• _Records shown_:
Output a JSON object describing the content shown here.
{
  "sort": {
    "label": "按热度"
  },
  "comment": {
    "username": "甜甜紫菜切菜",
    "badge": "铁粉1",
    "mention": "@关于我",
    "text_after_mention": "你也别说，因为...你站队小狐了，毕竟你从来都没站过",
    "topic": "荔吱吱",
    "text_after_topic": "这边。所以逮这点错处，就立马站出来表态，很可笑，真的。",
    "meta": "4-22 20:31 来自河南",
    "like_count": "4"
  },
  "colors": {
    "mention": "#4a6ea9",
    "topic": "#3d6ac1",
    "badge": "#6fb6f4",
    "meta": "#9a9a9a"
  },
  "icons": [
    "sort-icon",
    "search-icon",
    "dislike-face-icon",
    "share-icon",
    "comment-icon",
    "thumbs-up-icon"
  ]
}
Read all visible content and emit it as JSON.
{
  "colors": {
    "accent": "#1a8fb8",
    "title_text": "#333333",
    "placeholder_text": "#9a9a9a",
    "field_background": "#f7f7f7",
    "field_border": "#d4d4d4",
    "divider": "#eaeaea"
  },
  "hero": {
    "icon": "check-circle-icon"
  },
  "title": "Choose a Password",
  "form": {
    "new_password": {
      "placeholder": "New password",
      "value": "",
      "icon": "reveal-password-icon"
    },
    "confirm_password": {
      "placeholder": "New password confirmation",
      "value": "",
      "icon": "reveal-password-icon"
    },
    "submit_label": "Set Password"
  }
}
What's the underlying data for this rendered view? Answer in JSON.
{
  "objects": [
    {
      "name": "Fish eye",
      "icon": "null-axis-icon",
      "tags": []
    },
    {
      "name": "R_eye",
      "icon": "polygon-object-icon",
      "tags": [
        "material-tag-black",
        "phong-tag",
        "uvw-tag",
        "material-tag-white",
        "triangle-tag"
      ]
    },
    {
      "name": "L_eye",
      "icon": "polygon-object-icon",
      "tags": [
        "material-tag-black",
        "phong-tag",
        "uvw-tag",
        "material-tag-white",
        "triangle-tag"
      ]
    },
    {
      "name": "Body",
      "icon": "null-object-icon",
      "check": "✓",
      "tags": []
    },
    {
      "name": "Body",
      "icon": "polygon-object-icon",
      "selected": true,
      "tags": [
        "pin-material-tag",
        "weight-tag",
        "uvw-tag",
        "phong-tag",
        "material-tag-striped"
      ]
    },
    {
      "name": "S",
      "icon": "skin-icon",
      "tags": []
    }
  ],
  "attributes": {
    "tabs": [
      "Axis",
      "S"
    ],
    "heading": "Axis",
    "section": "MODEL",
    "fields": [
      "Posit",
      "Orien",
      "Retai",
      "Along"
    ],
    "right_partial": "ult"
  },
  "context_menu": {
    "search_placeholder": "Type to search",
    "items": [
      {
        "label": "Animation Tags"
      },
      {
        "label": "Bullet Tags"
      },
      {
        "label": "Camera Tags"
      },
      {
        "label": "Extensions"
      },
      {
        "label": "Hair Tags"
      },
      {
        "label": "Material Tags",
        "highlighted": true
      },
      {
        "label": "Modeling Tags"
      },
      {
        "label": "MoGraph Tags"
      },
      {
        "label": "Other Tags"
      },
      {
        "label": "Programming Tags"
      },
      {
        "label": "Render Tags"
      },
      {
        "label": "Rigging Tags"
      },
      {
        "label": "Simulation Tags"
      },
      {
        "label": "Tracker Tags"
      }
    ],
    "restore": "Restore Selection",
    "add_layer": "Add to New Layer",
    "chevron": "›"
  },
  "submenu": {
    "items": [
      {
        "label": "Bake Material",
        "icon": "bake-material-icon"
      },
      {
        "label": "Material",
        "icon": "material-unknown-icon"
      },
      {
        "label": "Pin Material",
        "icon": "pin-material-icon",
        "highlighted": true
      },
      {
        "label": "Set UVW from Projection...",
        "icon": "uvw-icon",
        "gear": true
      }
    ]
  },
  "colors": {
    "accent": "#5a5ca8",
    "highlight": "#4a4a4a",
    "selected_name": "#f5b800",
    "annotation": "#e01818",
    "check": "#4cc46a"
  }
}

• _Exercise_: Print the material above once more, exactly.

• _Answer to the problem_:
Output a JSON object describing the content shown here.
{
  "sort": {
    "label": "按热度"
  },
  "comment": {
    "username": "甜甜紫菜切菜",
    "badge": "铁粉1",
    "mention": "@关于我",
    "text_after_mention": "你也别说，因为...你站队小狐了，毕竟你从来都没站过",
    "topic": "荔吱吱",
    "text_after_topic": "这边。所以逮这点错处，就立马站出来表态，很可笑，真的。",
    "meta": "4-22 20:31 来自河南",
    "like_count": "4"
  },
  "colors": {
    "mention": "#4a6ea9",
    "topic": "#3d6ac1",
    "badge": "#6fb6f4",
    "meta": "#9a9a9a"
  },
  "icons": [
    "sort-icon",
    "search-icon",
    "dislike-face-icon",
    "share-icon",
    "comment-icon",
    "thumbs-up-icon"
  ]
}
Read all visible content and emit it as JSON.
{
  "colors": {
    "accent": "#1a8fb8",
    "title_text": "#333333",
    "placeholder_text": "#9a9a9a",
    "field_background": "#f7f7f7",
    "field_border": "#d4d4d4",
    "divider": "#eaeaea"
  },
  "hero": {
    "icon": "check-circle-icon"
  },
  "title": "Choose a Password",
  "form": {
    "new_password": {
      "placeholder": "New password",
      "value": "",
      "icon": "reveal-password-icon"
    },
    "confirm_password": {
      "placeholder": "New password confirmation",
      "value": "",
      "icon": "reveal-password-icon"
    },
    "submit_label": "Set Password"
  }
}
What's the underlying data for this rendered view? Answer in JSON.
{
  "objects": [
    {
      "name": "Fish eye",
      "icon": "null-axis-icon",
      "tags": []
    },
    {
      "name": "R_eye",
      "icon": "polygon-object-icon",
      "tags": [
        "material-tag-black",
        "phong-tag",
        "uvw-tag",
        "material-tag-white",
        "triangle-tag"
      ]
    },
    {
      "name": "L_eye",
      "icon": "polygon-object-icon",
      "tags": [
        "material-tag-black",
        "phong-tag",
        "uvw-tag",
        "material-tag-white",
        "triangle-tag"
      ]
    },
    {
      "name": "Body",
      "icon": "null-object-icon",
      "check": "✓",
      "tags": []
    },
    {
      "name": "Body",
      "icon": "polygon-object-icon",
      "selected": true,
      "tags": [
        "pin-material-tag",
        "weight-tag",
        "uvw-tag",
        "phong-tag",
        "material-tag-striped"
      ]
    },
    {
      "name": "S",
      "icon": "skin-icon",
      "tags": []
    }
  ],
  "attributes": {
    "tabs": [
      "Axis",
      "S"
    ],
    "heading": "Axis",
    "section": "MODEL",
    "fields": [
      "Posit",
      "Orien",
      "Retai",
      "Along"
    ],
    "right_partial": "ult"
  },
  "context_menu": {
    "search_placeholder": "Type to search",
    "items": [
      {
        "label": "Animation Tags"
      },
      {
        "label": "Bullet Tags"
      },
      {
        "label": "Camera Tags"
      },
      {
        "label": "Extensions"
      },
      {
        "label": "Hair Tags"
      },
      {
        "label": "Material Tags",
        "highlighted": true
      },
      {
        "label": "Modeling Tags"
      },
      {
        "label": "MoGraph Tags"
      },
      {
        "label": "Other Tags"
      },
      {
        "label": "Programming Tags"
      },
      {
        "label": "Render Tags"
      },
      {
        "label": "Rigging Tags"
      },
      {
        "label": "Simulation Tags"
      },
      {
        "label": "Tracker Tags"
      }
    ],
    "restore": "Restore Selection",
    "add_layer": "Add to New Layer",
    "chevron": "›"
  },
  "submenu": {
    "items": [
      {
        "label": "Bake Material",
        "icon": "bake-material-icon"
      },
      {
        "label": "Material",
        "icon": "material-unknown-icon"
      },
      {
        "label": "Pin Material",
        "icon": "pin-material-icon",
        "highlighted": true
      },
      {
        "label": "Set UVW from Projection...",
        "icon": "uvw-icon",
        "gear": true
      }
    ]
  },
  "colors": {
    "accent": "#5a5ca8",
    "highlight": "#4a4a4a",
    "selected_name": "#f5b800",
    "annotation": "#e01818",
    "check": "#4cc46a"
  }
}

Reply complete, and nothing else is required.